[Stored records]
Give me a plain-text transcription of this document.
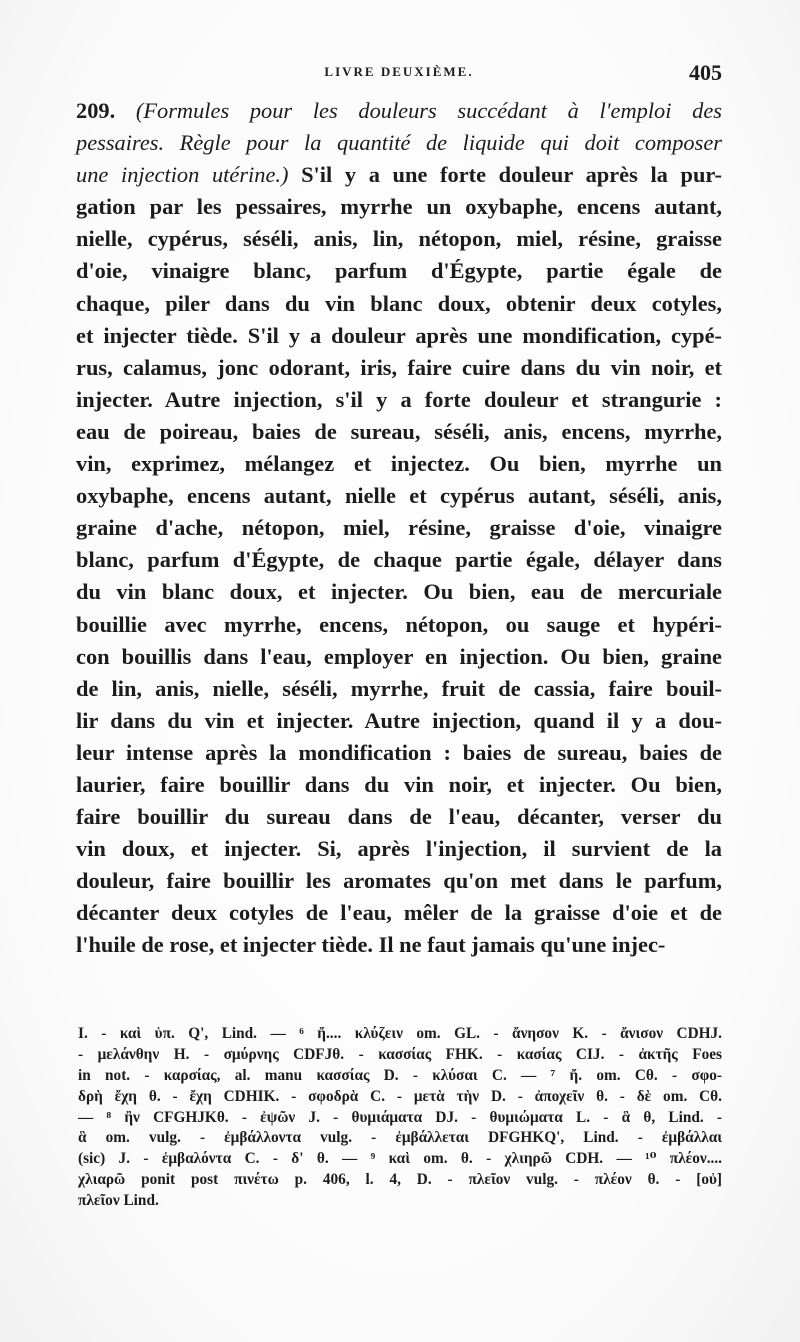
LIVRE DEUXIÈME.	405
209. (Formules pour les douleurs succédant à l'emploi des
pessaires. Règle pour la quantité de liquide qui doit composer
une injection utérine.) S'il y a une forte douleur après la pur-
gation par les pessaires, myrrhe un oxybaphe, encens autant,
nielle, cypérus, séséli, anis, lin, nétopon, miel, résine, graisse
d'oie, vinaigre blanc, parfum d'Égypte, partie égale de
chaque, piler dans du vin blanc doux, obtenir deux cotyles,
et injecter tiède. S'il y a douleur après une mondification, cypé-
rus, calamus, jonc odorant, iris, faire cuire dans du vin noir, et
injecter. Autre injection, s'il y a forte douleur et strangurie :
eau de poireau, baies de sureau, séséli, anis, encens, myrrhe,
vin, exprimez, mélangez et injectez. Ou bien, myrrhe un
oxybaphe, encens autant, nielle et cypérus autant, séséli, anis,
graine d'ache, nétopon, miel, résine, graisse d'oie, vinaigre
blanc, parfum d'Égypte, de chaque partie égale, délayer dans
du vin blanc doux, et injecter. Ou bien, eau de mercuriale
bouillie avec myrrhe, encens, nétopon, ou sauge et hypéri-
con bouillis dans l'eau, employer en injection. Ou bien, graine
de lin, anis, nielle, séséli, myrrhe, fruit de cassia, faire bouil-
lir dans du vin et injecter. Autre injection, quand il y a dou-
leur intense après la mondification : baies de sureau, baies de
laurier, faire bouillir dans du vin noir, et injecter. Ou bien,
faire bouillir du sureau dans de l'eau, décanter, verser du
vin doux, et injecter. Si, après l'injection, il survient de la
douleur, faire bouillir les aromates qu'on met dans le parfum,
décanter deux cotyles de l'eau, mêler de la graisse d'oie et de
l'huile de rose, et injecter tiède. Il ne faut jamais qu'une injec-
I. - καὶ ὑπ. Q', Lind. — ⁶ ἤ.... κλύζειν om. GL. - ἄνησον K. - ἄνισον CDHJ.
- μελάνθην H. - σμύρνης CDFJθ. - κασσίας FHK. - κασίας CIJ. - ἀκτῆς Foes
in not. - καρσίας, al. manu κασσίας D. - κλύσαι C. — ⁷ ἤ. om. Cθ. - σφο-
δρὴ ἔχη θ. - ἔχη CDHIK. - σφοδρὰ C. - μετὰ τὴν D. - ἀποχεῖν θ. - δὲ om. Cθ.
— ⁸ ἢν CFGHJKθ. - ἐψῶν J. - θυμιάματα DJ. - θυμιώματα L. - ἃ θ, Lind. -
ἃ om. vulg. - ἐμβάλλοντα vulg. - ἐμβάλλεται DFGHKQ', Lind. - ἐμβάλλαι
(sic) J. - ἐμβαλόντα C. - δ' θ. — ⁹ καὶ om. θ. - χλιηρῶ CDH. — ¹⁰ πλέον....
χλιαρῶ ponit post πινέτω p. 406, l. 4, D. - πλεῖον vulg. - πλέον θ. - [οὐ]
πλεῖον Lind.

- TASK: Reproduce every record above exactly, but leave out the pictures.

- SOLUTION FOR THIS EXERCISE:
Give me a plain-text transcription of this document.
LIVRE DEUXIÈME.	405
209. (Formules pour les douleurs succédant à l'emploi des
pessaires. Règle pour la quantité de liquide qui doit composer
une injection utérine.) S'il y a une forte douleur après la pur-
gation par les pessaires, myrrhe un oxybaphe, encens autant,
nielle, cypérus, séséli, anis, lin, nétopon, miel, résine, graisse
d'oie, vinaigre blanc, parfum d'Égypte, partie égale de
chaque, piler dans du vin blanc doux, obtenir deux cotyles,
et injecter tiède. S'il y a douleur après une mondification, cypé-
rus, calamus, jonc odorant, iris, faire cuire dans du vin noir, et
injecter. Autre injection, s'il y a forte douleur et strangurie :
eau de poireau, baies de sureau, séséli, anis, encens, myrrhe,
vin, exprimez, mélangez et injectez. Ou bien, myrrhe un
oxybaphe, encens autant, nielle et cypérus autant, séséli, anis,
graine d'ache, nétopon, miel, résine, graisse d'oie, vinaigre
blanc, parfum d'Égypte, de chaque partie égale, délayer dans
du vin blanc doux, et injecter. Ou bien, eau de mercuriale
bouillie avec myrrhe, encens, nétopon, ou sauge et hypéri-
con bouillis dans l'eau, employer en injection. Ou bien, graine
de lin, anis, nielle, séséli, myrrhe, fruit de cassia, faire bouil-
lir dans du vin et injecter. Autre injection, quand il y a dou-
leur intense après la mondification : baies de sureau, baies de
laurier, faire bouillir dans du vin noir, et injecter. Ou bien,
faire bouillir du sureau dans de l'eau, décanter, verser du
vin doux, et injecter. Si, après l'injection, il survient de la
douleur, faire bouillir les aromates qu'on met dans le parfum,
décanter deux cotyles de l'eau, mêler de la graisse d'oie et de
l'huile de rose, et injecter tiède. Il ne faut jamais qu'une injec-
I. - καὶ ὑπ. Q', Lind. — ⁶ ἤ.... κλύζειν om. GL. - ἄνησον K. - ἄνισον CDHJ.
- μελάνθην H. - σμύρνης CDFJθ. - κασσίας FHK. - κασίας CIJ. - ἀκτῆς Foes
in not. - καρσίας, al. manu κασσίας D. - κλύσαι C. — ⁷ ἤ. om. Cθ. - σφο-
δρὴ ἔχη θ. - ἔχη CDHIK. - σφοδρὰ C. - μετὰ τὴν D. - ἀποχεῖν θ. - δὲ om. Cθ.
— ⁸ ἢν CFGHJKθ. - ἐψῶν J. - θυμιάματα DJ. - θυμιώματα L. - ἃ θ, Lind. -
ἃ om. vulg. - ἐμβάλλοντα vulg. - ἐμβάλλεται DFGHKQ', Lind. - ἐμβάλλαι
(sic) J. - ἐμβαλόντα C. - δ' θ. — ⁹ καὶ om. θ. - χλιηρῶ CDH. — ¹⁰ πλέον....
χλιαρῶ ponit post πινέτω p. 406, l. 4, D. - πλεῖον vulg. - πλέον θ. - [οὐ]
πλεῖον Lind.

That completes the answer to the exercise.